[Dataset items]
══════════════════════════════

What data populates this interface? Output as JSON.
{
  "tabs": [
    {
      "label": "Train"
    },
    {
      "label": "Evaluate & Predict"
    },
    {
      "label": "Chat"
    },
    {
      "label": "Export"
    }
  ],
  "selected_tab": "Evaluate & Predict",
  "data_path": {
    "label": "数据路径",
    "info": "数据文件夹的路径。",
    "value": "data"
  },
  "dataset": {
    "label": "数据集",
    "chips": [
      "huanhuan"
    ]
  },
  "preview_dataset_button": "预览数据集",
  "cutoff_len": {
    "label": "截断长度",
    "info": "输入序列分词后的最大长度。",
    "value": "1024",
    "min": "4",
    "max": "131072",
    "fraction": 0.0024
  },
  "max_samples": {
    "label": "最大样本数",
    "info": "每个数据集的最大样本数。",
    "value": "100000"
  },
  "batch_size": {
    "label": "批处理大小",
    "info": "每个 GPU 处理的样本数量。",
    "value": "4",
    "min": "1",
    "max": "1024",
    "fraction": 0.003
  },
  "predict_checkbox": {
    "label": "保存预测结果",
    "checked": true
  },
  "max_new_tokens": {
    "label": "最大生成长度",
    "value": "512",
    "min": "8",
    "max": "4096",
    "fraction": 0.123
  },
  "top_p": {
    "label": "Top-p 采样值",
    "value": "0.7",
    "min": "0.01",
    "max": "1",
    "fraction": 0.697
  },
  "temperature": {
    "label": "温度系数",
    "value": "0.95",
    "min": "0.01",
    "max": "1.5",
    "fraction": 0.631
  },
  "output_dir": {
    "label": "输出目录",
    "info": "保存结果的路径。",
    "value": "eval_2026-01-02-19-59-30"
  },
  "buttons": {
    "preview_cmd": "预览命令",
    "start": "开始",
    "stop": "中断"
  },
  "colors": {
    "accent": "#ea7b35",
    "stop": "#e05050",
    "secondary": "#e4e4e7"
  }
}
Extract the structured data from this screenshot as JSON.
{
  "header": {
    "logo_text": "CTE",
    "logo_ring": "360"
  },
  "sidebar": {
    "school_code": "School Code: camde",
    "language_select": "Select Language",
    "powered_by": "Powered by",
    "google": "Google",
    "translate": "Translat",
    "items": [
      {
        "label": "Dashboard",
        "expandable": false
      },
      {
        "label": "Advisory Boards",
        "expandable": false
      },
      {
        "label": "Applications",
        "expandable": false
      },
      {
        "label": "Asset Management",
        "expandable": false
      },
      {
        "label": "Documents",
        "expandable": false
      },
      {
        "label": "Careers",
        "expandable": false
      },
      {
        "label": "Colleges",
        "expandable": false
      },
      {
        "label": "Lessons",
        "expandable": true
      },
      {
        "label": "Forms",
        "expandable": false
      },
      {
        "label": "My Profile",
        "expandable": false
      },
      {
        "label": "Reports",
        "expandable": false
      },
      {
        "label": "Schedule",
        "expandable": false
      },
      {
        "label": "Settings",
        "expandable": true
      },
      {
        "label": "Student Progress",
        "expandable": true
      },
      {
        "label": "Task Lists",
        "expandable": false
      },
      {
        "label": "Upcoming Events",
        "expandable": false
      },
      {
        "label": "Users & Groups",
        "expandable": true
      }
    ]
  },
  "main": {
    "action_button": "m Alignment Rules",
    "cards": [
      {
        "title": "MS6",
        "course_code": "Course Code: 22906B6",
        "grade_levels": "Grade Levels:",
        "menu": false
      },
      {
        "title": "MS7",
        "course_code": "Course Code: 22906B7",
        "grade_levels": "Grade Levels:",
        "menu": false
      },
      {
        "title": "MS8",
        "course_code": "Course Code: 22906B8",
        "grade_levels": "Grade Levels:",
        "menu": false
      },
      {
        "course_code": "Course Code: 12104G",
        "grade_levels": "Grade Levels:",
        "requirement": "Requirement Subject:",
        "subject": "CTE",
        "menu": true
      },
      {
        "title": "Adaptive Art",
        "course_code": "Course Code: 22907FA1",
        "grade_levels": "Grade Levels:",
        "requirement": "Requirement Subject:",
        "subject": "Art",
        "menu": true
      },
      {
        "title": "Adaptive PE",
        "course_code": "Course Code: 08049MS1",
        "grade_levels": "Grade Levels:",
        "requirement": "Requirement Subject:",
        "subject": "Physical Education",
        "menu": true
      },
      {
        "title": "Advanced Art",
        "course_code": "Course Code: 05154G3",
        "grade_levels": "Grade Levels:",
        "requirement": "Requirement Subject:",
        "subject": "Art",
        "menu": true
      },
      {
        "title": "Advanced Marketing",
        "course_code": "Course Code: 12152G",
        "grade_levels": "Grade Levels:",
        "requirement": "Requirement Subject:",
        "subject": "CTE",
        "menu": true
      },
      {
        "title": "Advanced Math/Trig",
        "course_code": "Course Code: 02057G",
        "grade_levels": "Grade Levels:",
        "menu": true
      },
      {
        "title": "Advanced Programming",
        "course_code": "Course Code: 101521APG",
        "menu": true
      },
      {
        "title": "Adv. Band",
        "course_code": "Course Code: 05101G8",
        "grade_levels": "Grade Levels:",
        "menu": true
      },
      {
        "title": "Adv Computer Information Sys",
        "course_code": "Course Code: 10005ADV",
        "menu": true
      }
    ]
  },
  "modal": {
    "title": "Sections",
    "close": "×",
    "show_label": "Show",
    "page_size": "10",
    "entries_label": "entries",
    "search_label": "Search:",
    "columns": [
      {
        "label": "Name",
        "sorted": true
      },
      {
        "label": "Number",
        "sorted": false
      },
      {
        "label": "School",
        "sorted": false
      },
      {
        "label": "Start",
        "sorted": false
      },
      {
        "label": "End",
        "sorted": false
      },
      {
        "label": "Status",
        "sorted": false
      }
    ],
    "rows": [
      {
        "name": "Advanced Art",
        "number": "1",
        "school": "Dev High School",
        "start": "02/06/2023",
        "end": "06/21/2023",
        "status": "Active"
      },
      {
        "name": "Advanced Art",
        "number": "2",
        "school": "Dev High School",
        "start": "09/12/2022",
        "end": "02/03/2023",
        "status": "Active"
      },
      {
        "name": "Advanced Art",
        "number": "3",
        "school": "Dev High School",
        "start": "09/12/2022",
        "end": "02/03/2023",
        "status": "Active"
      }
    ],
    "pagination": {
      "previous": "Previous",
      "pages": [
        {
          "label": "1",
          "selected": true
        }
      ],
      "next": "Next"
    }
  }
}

══════════════════════════════

Recopy the entries above in their entirety, exactly.

What data populates this interface? Output as JSON.
{
  "tabs": [
    {
      "label": "Train"
    },
    {
      "label": "Evaluate & Predict"
    },
    {
      "label": "Chat"
    },
    {
      "label": "Export"
    }
  ],
  "selected_tab": "Evaluate & Predict",
  "data_path": {
    "label": "数据路径",
    "info": "数据文件夹的路径。",
    "value": "data"
  },
  "dataset": {
    "label": "数据集",
    "chips": [
      "huanhuan"
    ]
  },
  "preview_dataset_button": "预览数据集",
  "cutoff_len": {
    "label": "截断长度",
    "info": "输入序列分词后的最大长度。",
    "value": "1024",
    "min": "4",
    "max": "131072",
    "fraction": 0.0024
  },
  "max_samples": {
    "label": "最大样本数",
    "info": "每个数据集的最大样本数。",
    "value": "100000"
  },
  "batch_size": {
    "label": "批处理大小",
    "info": "每个 GPU 处理的样本数量。",
    "value": "4",
    "min": "1",
    "max": "1024",
    "fraction": 0.003
  },
  "predict_checkbox": {
    "label": "保存预测结果",
    "checked": true
  },
  "max_new_tokens": {
    "label": "最大生成长度",
    "value": "512",
    "min": "8",
    "max": "4096",
    "fraction": 0.123
  },
  "top_p": {
    "label": "Top-p 采样值",
    "value": "0.7",
    "min": "0.01",
    "max": "1",
    "fraction": 0.697
  },
  "temperature": {
    "label": "温度系数",
    "value": "0.95",
    "min": "0.01",
    "max": "1.5",
    "fraction": 0.631
  },
  "output_dir": {
    "label": "输出目录",
    "info": "保存结果的路径。",
    "value": "eval_2026-01-02-19-59-30"
  },
  "buttons": {
    "preview_cmd": "预览命令",
    "start": "开始",
    "stop": "中断"
  },
  "colors": {
    "accent": "#ea7b35",
    "stop": "#e05050",
    "secondary": "#e4e4e7"
  }
}
Extract the structured data from this screenshot as JSON.
{
  "header": {
    "logo_text": "CTE",
    "logo_ring": "360"
  },
  "sidebar": {
    "school_code": "School Code: camde",
    "language_select": "Select Language",
    "powered_by": "Powered by",
    "google": "Google",
    "translate": "Translat",
    "items": [
      {
        "label": "Dashboard",
        "expandable": false
      },
      {
        "label": "Advisory Boards",
        "expandable": false
      },
      {
        "label": "Applications",
        "expandable": false
      },
      {
        "label": "Asset Management",
        "expandable": false
      },
      {
        "label": "Documents",
        "expandable": false
      },
      {
        "label": "Careers",
        "expandable": false
      },
      {
        "label": "Colleges",
        "expandable": false
      },
      {
        "label": "Lessons",
        "expandable": true
      },
      {
        "label": "Forms",
        "expandable": false
      },
      {
        "label": "My Profile",
        "expandable": false
      },
      {
        "label": "Reports",
        "expandable": false
      },
      {
        "label": "Schedule",
        "expandable": false
      },
      {
        "label": "Settings",
        "expandable": true
      },
      {
        "label": "Student Progress",
        "expandable": true
      },
      {
        "label": "Task Lists",
        "expandable": false
      },
      {
        "label": "Upcoming Events",
        "expandable": false
      },
      {
        "label": "Users & Groups",
        "expandable": true
      }
    ]
  },
  "main": {
    "action_button": "m Alignment Rules",
    "cards": [
      {
        "title": "MS6",
        "course_code": "Course Code: 22906B6",
        "grade_levels": "Grade Levels:",
        "menu": false
      },
      {
        "title": "MS7",
        "course_code": "Course Code: 22906B7",
        "grade_levels": "Grade Levels:",
        "menu": false
      },
      {
        "title": "MS8",
        "course_code": "Course Code: 22906B8",
        "grade_levels": "Grade Levels:",
        "menu": false
      },
      {
        "course_code": "Course Code: 12104G",
        "grade_levels": "Grade Levels:",
        "requirement": "Requirement Subject:",
        "subject": "CTE",
        "menu": true
      },
      {
        "title": "Adaptive Art",
        "course_code": "Course Code: 22907FA1",
        "grade_levels": "Grade Levels:",
        "requirement": "Requirement Subject:",
        "subject": "Art",
        "menu": true
      },
      {
        "title": "Adaptive PE",
        "course_code": "Course Code: 08049MS1",
        "grade_levels": "Grade Levels:",
        "requirement": "Requirement Subject:",
        "subject": "Physical Education",
        "menu": true
      },
      {
        "title": "Advanced Art",
        "course_code": "Course Code: 05154G3",
        "grade_levels": "Grade Levels:",
        "requirement": "Requirement Subject:",
        "subject": "Art",
        "menu": true
      },
      {
        "title": "Advanced Marketing",
        "course_code": "Course Code: 12152G",
        "grade_levels": "Grade Levels:",
        "requirement": "Requirement Subject:",
        "subject": "CTE",
        "menu": true
      },
      {
        "title": "Advanced Math/Trig",
        "course_code": "Course Code: 02057G",
        "grade_levels": "Grade Levels:",
        "menu": true
      },
      {
        "title": "Advanced Programming",
        "course_code": "Course Code: 101521APG",
        "menu": true
      },
      {
        "title": "Adv. Band",
        "course_code": "Course Code: 05101G8",
        "grade_levels": "Grade Levels:",
        "menu": true
      },
      {
        "title": "Adv Computer Information Sys",
        "course_code": "Course Code: 10005ADV",
        "menu": true
      }
    ]
  },
  "modal": {
    "title": "Sections",
    "close": "×",
    "show_label": "Show",
    "page_size": "10",
    "entries_label": "entries",
    "search_label": "Search:",
    "columns": [
      {
        "label": "Name",
        "sorted": true
      },
      {
        "label": "Number",
        "sorted": false
      },
      {
        "label": "School",
        "sorted": false
      },
      {
        "label": "Start",
        "sorted": false
      },
      {
        "label": "End",
        "sorted": false
      },
      {
        "label": "Status",
        "sorted": false
      }
    ],
    "rows": [
      {
        "name": "Advanced Art",
        "number": "1",
        "school": "Dev High School",
        "start": "02/06/2023",
        "end": "06/21/2023",
        "status": "Active"
      },
      {
        "name": "Advanced Art",
        "number": "2",
        "school": "Dev High School",
        "start": "09/12/2022",
        "end": "02/03/2023",
        "status": "Active"
      },
      {
        "name": "Advanced Art",
        "number": "3",
        "school": "Dev High School",
        "start": "09/12/2022",
        "end": "02/03/2023",
        "status": "Active"
      }
    ],
    "pagination": {
      "previous": "Previous",
      "pages": [
        {
          "label": "1",
          "selected": true
        }
      ],
      "next": "Next"
    }
  }
}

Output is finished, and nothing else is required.